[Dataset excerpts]
——

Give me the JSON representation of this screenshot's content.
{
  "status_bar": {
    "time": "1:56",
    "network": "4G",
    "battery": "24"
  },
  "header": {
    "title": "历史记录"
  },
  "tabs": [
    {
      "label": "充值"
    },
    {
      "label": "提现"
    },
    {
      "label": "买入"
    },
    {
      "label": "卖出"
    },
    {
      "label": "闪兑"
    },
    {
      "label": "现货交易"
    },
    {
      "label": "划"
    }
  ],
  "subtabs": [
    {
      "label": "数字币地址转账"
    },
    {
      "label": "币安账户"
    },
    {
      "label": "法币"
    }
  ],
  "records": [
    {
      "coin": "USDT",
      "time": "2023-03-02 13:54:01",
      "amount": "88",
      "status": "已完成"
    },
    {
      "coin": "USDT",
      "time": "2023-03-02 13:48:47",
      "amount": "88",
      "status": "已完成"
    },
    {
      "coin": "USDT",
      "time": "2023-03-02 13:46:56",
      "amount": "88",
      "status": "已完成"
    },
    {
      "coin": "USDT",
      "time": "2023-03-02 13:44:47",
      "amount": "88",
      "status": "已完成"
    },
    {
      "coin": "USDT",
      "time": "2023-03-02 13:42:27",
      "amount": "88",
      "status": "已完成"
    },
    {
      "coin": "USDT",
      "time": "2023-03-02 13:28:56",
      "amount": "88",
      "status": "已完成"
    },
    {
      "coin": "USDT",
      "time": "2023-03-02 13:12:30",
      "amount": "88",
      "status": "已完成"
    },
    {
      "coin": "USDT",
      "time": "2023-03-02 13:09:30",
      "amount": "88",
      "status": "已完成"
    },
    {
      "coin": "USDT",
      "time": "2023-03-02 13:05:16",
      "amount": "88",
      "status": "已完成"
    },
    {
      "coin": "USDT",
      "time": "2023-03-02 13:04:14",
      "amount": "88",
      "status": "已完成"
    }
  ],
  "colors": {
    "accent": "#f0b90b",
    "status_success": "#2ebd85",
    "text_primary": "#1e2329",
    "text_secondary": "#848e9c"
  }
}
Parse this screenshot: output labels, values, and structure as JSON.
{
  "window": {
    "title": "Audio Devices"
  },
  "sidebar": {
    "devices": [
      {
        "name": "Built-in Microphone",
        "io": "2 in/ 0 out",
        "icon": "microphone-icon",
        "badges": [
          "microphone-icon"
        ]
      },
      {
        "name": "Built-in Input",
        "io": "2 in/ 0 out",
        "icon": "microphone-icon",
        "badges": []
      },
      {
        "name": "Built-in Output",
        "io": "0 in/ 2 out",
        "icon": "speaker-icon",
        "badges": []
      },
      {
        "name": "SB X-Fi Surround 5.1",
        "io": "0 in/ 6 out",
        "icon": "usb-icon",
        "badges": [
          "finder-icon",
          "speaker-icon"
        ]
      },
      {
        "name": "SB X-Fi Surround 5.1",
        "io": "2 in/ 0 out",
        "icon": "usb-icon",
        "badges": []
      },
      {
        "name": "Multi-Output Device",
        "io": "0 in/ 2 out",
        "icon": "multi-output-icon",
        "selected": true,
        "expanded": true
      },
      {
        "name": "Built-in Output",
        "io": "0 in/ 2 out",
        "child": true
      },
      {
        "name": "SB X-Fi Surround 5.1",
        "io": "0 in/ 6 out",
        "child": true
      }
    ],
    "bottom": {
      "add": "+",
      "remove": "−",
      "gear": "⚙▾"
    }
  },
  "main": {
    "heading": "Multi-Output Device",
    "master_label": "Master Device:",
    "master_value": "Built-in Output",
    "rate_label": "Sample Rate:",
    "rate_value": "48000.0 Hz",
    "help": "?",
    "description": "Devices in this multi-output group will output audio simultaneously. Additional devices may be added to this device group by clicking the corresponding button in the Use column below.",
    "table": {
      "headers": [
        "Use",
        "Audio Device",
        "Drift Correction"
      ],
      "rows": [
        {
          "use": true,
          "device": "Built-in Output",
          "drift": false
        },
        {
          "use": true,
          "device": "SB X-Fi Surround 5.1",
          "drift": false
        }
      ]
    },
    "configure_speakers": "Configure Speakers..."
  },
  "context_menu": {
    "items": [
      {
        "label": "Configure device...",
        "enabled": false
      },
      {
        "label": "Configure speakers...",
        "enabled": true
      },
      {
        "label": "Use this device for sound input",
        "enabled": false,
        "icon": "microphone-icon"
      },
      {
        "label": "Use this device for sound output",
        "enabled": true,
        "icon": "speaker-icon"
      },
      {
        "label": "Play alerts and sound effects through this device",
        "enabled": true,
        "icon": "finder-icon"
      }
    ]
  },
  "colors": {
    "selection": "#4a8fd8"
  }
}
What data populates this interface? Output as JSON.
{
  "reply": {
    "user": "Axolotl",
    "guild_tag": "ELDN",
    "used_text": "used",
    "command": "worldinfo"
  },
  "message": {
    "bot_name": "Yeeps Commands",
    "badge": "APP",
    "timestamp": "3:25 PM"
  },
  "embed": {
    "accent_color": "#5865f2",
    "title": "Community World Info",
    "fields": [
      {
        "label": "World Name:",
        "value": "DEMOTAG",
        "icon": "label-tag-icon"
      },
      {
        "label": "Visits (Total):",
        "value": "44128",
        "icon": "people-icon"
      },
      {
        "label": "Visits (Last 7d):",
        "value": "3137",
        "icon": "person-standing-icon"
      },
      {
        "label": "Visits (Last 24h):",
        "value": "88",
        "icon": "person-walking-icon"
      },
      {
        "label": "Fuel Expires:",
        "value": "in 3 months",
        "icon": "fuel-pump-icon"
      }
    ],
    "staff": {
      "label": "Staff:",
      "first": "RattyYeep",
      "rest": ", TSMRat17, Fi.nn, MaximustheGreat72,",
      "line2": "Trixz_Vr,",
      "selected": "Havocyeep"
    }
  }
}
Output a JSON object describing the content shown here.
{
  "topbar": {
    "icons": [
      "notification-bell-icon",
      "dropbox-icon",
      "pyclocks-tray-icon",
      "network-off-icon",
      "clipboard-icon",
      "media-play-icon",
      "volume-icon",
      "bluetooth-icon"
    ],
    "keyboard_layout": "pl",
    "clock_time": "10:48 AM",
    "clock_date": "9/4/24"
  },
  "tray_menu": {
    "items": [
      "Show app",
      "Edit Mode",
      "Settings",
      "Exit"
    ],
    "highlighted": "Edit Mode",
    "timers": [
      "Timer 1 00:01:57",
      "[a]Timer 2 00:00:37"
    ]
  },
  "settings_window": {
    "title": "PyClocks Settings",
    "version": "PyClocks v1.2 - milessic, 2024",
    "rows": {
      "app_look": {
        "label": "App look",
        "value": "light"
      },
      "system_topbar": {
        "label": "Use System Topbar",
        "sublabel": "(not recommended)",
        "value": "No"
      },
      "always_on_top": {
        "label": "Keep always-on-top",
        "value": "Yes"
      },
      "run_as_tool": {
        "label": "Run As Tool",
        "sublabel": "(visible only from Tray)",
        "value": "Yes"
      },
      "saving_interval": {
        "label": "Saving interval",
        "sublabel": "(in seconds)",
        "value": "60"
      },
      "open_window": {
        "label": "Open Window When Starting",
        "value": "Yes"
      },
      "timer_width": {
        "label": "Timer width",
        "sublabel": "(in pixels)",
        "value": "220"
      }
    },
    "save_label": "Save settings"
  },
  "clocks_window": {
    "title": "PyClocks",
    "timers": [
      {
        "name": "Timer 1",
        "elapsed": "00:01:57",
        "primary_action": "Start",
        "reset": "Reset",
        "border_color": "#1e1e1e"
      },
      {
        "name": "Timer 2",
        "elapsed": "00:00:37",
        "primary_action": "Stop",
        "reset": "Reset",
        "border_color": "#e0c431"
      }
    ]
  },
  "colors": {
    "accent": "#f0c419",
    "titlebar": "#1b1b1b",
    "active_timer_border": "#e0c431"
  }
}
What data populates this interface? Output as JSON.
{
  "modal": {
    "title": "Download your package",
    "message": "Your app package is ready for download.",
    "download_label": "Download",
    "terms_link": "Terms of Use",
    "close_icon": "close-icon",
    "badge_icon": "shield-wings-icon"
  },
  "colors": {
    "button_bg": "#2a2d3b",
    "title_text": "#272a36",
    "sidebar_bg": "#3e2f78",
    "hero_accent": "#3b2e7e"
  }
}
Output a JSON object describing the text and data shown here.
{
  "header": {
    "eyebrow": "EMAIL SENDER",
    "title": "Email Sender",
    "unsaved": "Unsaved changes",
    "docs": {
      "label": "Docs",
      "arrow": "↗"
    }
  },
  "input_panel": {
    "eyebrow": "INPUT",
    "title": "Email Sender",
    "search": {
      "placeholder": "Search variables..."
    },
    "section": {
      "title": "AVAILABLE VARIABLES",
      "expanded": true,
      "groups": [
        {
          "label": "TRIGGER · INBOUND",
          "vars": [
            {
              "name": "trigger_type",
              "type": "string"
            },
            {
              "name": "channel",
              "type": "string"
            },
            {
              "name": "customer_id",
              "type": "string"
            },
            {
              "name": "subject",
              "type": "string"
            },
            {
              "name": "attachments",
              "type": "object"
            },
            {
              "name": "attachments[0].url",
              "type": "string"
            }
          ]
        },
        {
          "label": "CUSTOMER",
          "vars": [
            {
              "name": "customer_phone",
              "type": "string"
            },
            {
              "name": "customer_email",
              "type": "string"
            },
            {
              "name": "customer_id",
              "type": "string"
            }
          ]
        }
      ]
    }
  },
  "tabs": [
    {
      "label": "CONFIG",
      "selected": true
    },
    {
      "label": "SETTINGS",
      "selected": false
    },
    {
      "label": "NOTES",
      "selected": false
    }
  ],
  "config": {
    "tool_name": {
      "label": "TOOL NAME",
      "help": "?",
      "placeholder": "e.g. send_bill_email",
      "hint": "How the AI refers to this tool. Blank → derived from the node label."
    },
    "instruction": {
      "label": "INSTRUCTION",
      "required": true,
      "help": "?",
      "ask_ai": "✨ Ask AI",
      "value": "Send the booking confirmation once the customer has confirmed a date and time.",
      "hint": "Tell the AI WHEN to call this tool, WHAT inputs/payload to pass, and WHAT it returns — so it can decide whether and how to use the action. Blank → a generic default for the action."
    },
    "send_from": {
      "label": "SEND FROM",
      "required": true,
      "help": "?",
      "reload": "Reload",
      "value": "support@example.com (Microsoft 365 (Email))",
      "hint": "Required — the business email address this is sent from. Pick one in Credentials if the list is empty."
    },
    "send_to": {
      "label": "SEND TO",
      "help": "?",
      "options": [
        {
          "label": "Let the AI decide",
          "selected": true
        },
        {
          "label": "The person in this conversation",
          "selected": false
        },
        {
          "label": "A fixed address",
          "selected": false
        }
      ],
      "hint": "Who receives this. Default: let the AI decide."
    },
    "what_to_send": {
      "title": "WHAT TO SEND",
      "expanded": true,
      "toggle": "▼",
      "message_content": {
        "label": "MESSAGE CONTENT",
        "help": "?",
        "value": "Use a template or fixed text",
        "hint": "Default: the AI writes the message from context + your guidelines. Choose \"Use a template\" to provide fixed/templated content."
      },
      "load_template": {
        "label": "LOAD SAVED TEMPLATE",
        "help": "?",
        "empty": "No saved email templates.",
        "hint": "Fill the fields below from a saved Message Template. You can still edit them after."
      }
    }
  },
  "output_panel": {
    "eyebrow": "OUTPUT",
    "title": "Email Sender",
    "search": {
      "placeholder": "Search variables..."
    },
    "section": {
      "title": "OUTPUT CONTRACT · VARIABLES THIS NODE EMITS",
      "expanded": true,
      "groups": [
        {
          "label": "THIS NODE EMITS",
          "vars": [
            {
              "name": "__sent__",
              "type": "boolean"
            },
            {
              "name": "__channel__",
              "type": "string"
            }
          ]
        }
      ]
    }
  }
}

——

Description of the task: Return each full line of the entries that contains the word "describing".

Solution:
Output a JSON object describing the content shown here.
Output a JSON object describing the text and data shown here.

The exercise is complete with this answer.